Dataset items
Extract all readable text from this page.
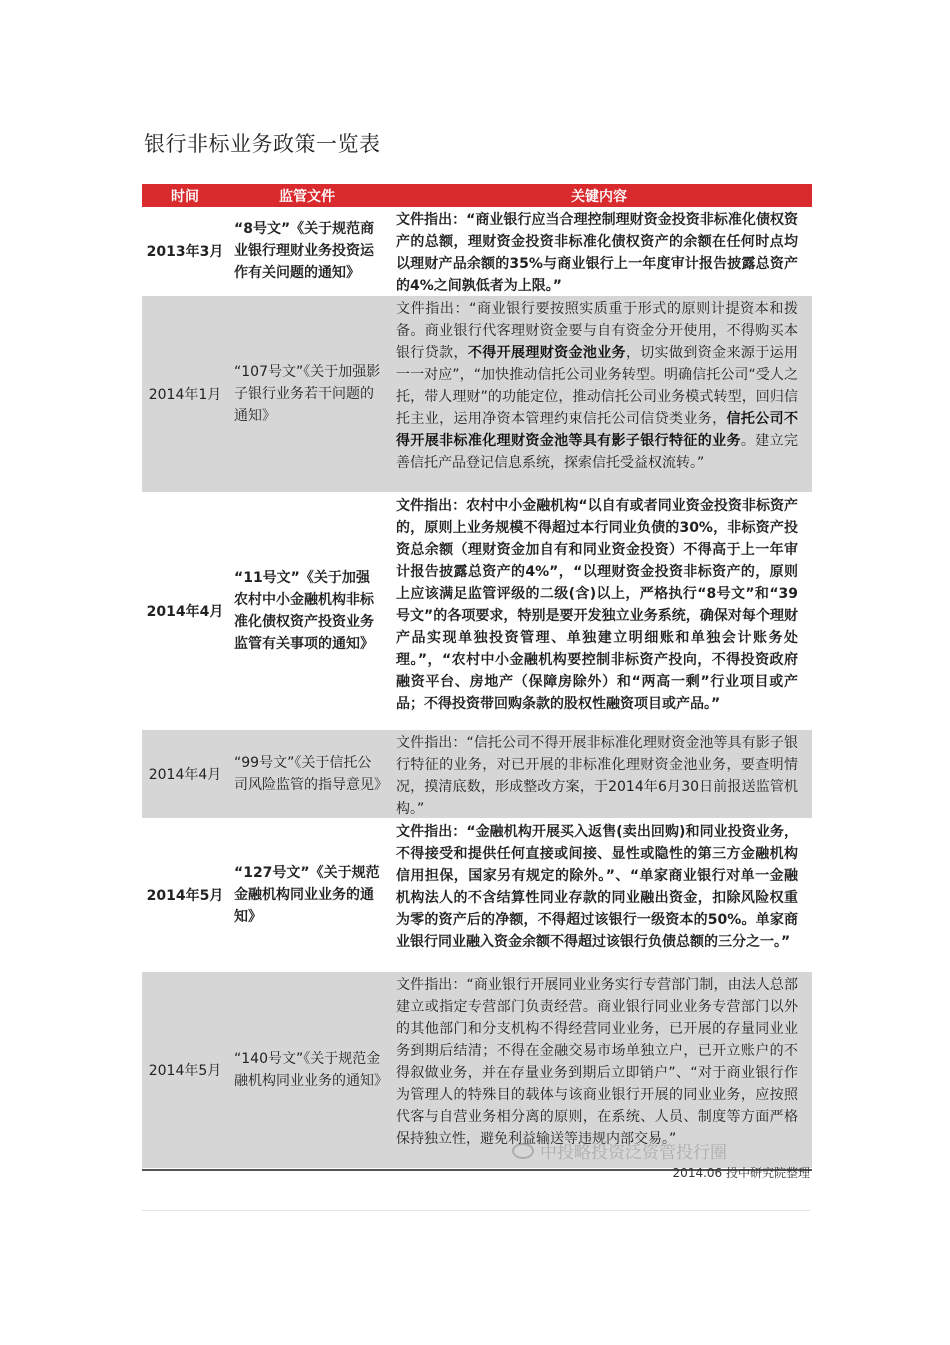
银行非标业务政策一览表
时间	监管文件	关键内容
2013年3月
“8号文”《关于规范商业银行理财业务投资运作有关问题的通知》
文件指出：“商业银行应当合理控制理财资金投资非标准化债权资产的总额，理财资金投资非标准化债权资产的余额在任何时点均以理财产品余额的35%与商业银行上一年度审计报告披露总资产的4%之间孰低者为上限。”
2014年1月
“107号文”《关于加强影子银行业务若干问题的通知》
文件指出：“商业银行要按照实质重于形式的原则计提资本和拨备。商业银行代客理财资金要与自有资金分开使用，不得购买本银行贷款，不得开展理财资金池业务，切实做到资金来源于运用一一对应”，“加快推动信托公司业务转型。明确信托公司“受人之托，带人理财”的功能定位，推动信托公司业务模式转型，回归信托主业，运用净资本管理约束信托公司信贷类业务，信托公司不得开展非标准化理财资金池等具有影子银行特征的业务。建立完善信托产品登记信息系统，探索信托受益权流转。”
2014年4月
“11号文”《关于加强农村中小金融机构非标准化债权资产投资业务监管有关事项的通知》
文件指出：农村中小金融机构“以自有或者同业资金投资非标资产的，原则上业务规模不得超过本行同业负债的30%，非标资产投资总余额（理财资金加自有和同业资金投资）不得高于上一年审计报告披露总资产的4%”，“以理财资金投资非标资产的，原则上应该满足监管评级的二级(含)以上，严格执行“8号文”和“39号文”的各项要求，特别是要开发独立业务系统，确保对每个理财产品实现单独投资管理、单独建立明细账和单独会计账务处理。”，“农村中小金融机构要控制非标资产投向，不得投资政府融资平台、房地产（保障房除外）和“两高一剩”行业项目或产品；不得投资带回购条款的股权性融资项目或产品。”
2014年4月
“99号文”《关于信托公司风险监管的指导意见》
文件指出：“信托公司不得开展非标准化理财资金池等具有影子银行特征的业务，对已开展的非标准化理财资金池业务，要查明情况，摸清底数，形成整改方案，于2014年6月30日前报送监管机构。”
2014年5月
“127号文”《关于规范金融机构同业业务的通知》
文件指出：“金融机构开展买入返售(卖出回购)和同业投资业务，不得接受和提供任何直接或间接、显性或隐性的第三方金融机构信用担保，国家另有规定的除外。”、“单家商业银行对单一金融机构法人的不含结算性同业存款的同业融出资金，扣除风险权重为零的资产后的净额，不得超过该银行一级资本的50%。单家商业银行同业融入资金余额不得超过该银行负债总额的三分之一。”
2014年5月
“140号文”《关于规范金融机构同业业务的通知》
文件指出：“商业银行开展同业业务实行专营部门制，由法人总部建立或指定专营部门负责经营。商业银行同业业务专营部门以外的其他部门和分支机构不得经营同业业务，已开展的存量同业业务到期后结清；不得在金融交易市场单独立户，已开立账户的不得叙做业务，并在存量业务到期后立即销户”、“对于商业银行作为管理人的特殊目的载体与该商业银行开展的同业业务，应按照代客与自营业务相分离的原则，在系统、人员、制度等方面严格保持独立性，避免利益输送等违规内部交易。”
中投略投资泛资管投行圈
2014.06 投中研究院整理
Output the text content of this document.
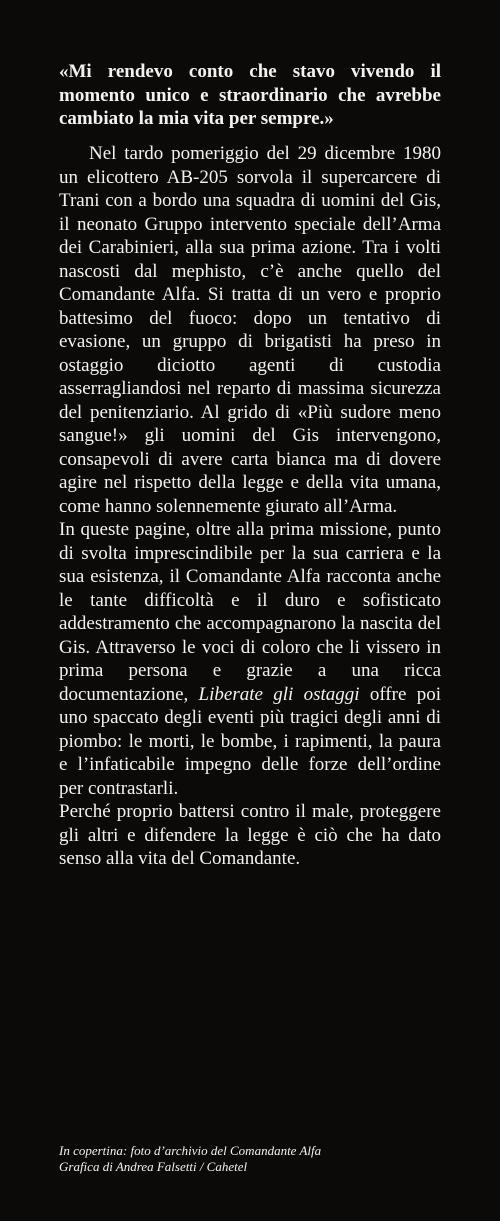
«Mi rendevo conto che stavo vivendo il momento unico e straordinario che avrebbe cambiato la mia vita per sempre.»

Nel tardo pomeriggio del 29 dicembre 1980 un elicottero AB-205 sorvola il supercarcere di Trani con a bordo una squadra di uomini del Gis, il neonato Gruppo intervento speciale dell’Arma dei Carabinieri, alla sua prima azione. Tra i volti nascosti dal mephisto, c’è anche quello del Comandante Alfa. Si tratta di un vero e proprio battesimo del fuoco: dopo un tentativo di evasione, un gruppo di brigatisti ha preso in ostaggio diciotto agenti di custodia asserragliandosi nel reparto di massima sicurezza del penitenziario. Al grido di «Più sudore meno sangue!» gli uomini del Gis intervengono, consapevoli di avere carta bianca ma di dovere agire nel rispetto della legge e della vita umana, come hanno solennemente giurato all’Arma.

In queste pagine, oltre alla prima missione, punto di svolta imprescindibile per la sua carriera e la sua esistenza, il Comandante Alfa racconta anche le tante difficoltà e il duro e sofisticato addestramento che accompagnarono la nascita del Gis. Attraverso le voci di coloro che li vissero in prima persona e grazie a una ricca documentazione, Liberate gli ostaggi offre poi uno spaccato degli eventi più tragici degli anni di piombo: le morti, le bombe, i rapimenti, la paura e l’infaticabile impegno delle forze dell’ordine per contrastarli.

Perché proprio battersi contro il male, proteggere gli altri e difendere la legge è ciò che ha dato senso alla vita del Comandante.

In copertina: foto d’archivio del Comandante Alfa
Grafica di Andrea Falsetti / Cahetel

Goal =>
All of the entries above should be copied exactly, except for the pictures.

Result =>
Extract all readable text from this page.
银行非标业务政策一览表
时间	监管文件	关键内容
2013年3月
“8号文”《关于规范商业银行理财业务投资运作有关问题的通知》
文件指出：“商业银行应当合理控制理财资金投资非标准化债权资产的总额，理财资金投资非标准化债权资产的余额在任何时点均以理财产品余额的35%与商业银行上一年度审计报告披露总资产的4%之间孰低者为上限。”
2014年1月
“107号文”《关于加强影子银行业务若干问题的通知》
文件指出：“商业银行要按照实质重于形式的原则计提资本和拨备。商业银行代客理财资金要与自有资金分开使用，不得购买本银行贷款，不得开展理财资金池业务，切实做到资金来源于运用一一对应”，“加快推动信托公司业务转型。明确信托公司“受人之托，带人理财”的功能定位，推动信托公司业务模式转型，回归信托主业，运用净资本管理约束信托公司信贷类业务，信托公司不得开展非标准化理财资金池等具有影子银行特征的业务。建立完善信托产品登记信息系统，探索信托受益权流转。”
2014年4月
“11号文”《关于加强农村中小金融机构非标准化债权资产投资业务监管有关事项的通知》
文件指出：农村中小金融机构“以自有或者同业资金投资非标资产的，原则上业务规模不得超过本行同业负债的30%，非标资产投资总余额（理财资金加自有和同业资金投资）不得高于上一年审计报告披露总资产的4%”，“以理财资金投资非标资产的，原则上应该满足监管评级的二级(含)以上，严格执行“8号文”和“39号文”的各项要求，特别是要开发独立业务系统，确保对每个理财产品实现单独投资管理、单独建立明细账和单独会计账务处理。”，“农村中小金融机构要控制非标资产投向，不得投资政府融资平台、房地产（保障房除外）和“两高一剩”行业项目或产品；不得投资带回购条款的股权性融资项目或产品。”
2014年4月
“99号文”《关于信托公司风险监管的指导意见》
文件指出：“信托公司不得开展非标准化理财资金池等具有影子银行特征的业务，对已开展的非标准化理财资金池业务，要查明情况，摸清底数，形成整改方案，于2014年6月30日前报送监管机构。”
2014年5月
“127号文”《关于规范金融机构同业业务的通知》
文件指出：“金融机构开展买入返售(卖出回购)和同业投资业务，不得接受和提供任何直接或间接、显性或隐性的第三方金融机构信用担保，国家另有规定的除外。”、“单家商业银行对单一金融机构法人的不含结算性同业存款的同业融出资金，扣除风险权重为零的资产后的净额，不得超过该银行一级资本的50%。单家商业银行同业融入资金余额不得超过该银行负债总额的三分之一。”
2014年5月
“140号文”《关于规范金融机构同业业务的通知》
文件指出：“商业银行开展同业业务实行专营部门制，由法人总部建立或指定专营部门负责经营。商业银行同业业务专营部门以外的其他部门和分支机构不得经营同业业务，已开展的存量同业业务到期后结清；不得在金融交易市场单独立户，已开立账户的不得叙做业务，并在存量业务到期后立即销户”、“对于商业银行作为管理人的特殊目的载体与该商业银行开展的同业业务，应按照代客与自营业务相分离的原则，在系统、人员、制度等方面严格保持独立性，避免利益输送等违规内部交易。”
中投略投资泛资管投行圈
2014.06 投中研究院整理
Output the text content of this document.
«Mi rendevo conto che stavo vivendo il momento unico e straordinario che avrebbe cambiato la mia vita per sempre.»

Nel tardo pomeriggio del 29 dicembre 1980 un elicottero AB-205 sorvola il supercarcere di Trani con a bordo una squadra di uomini del Gis, il neonato Gruppo intervento speciale dell’Arma dei Carabinieri, alla sua prima azione. Tra i volti nascosti dal mephisto, c’è anche quello del Comandante Alfa. Si tratta di un vero e proprio battesimo del fuoco: dopo un tentativo di evasione, un gruppo di brigatisti ha preso in ostaggio diciotto agenti di custodia asserragliandosi nel reparto di massima sicurezza del penitenziario. Al grido di «Più sudore meno sangue!» gli uomini del Gis intervengono, consapevoli di avere carta bianca ma di dovere agire nel rispetto della legge e della vita umana, come hanno solennemente giurato all’Arma.

In queste pagine, oltre alla prima missione, punto di svolta imprescindibile per la sua carriera e la sua esistenza, il Comandante Alfa racconta anche le tante difficoltà e il duro e sofisticato addestramento che accompagnarono la nascita del Gis. Attraverso le voci di coloro che li vissero in prima persona e grazie a una ricca documentazione, Liberate gli ostaggi offre poi uno spaccato degli eventi più tragici degli anni di piombo: le morti, le bombe, i rapimenti, la paura e l’infaticabile impegno delle forze dell’ordine per contrastarli.

Perché proprio battersi contro il male, proteggere gli altri e difendere la legge è ciò che ha dato senso alla vita del Comandante.

In copertina: foto d’archivio del Comandante Alfa
Grafica di Andrea Falsetti / Cahetel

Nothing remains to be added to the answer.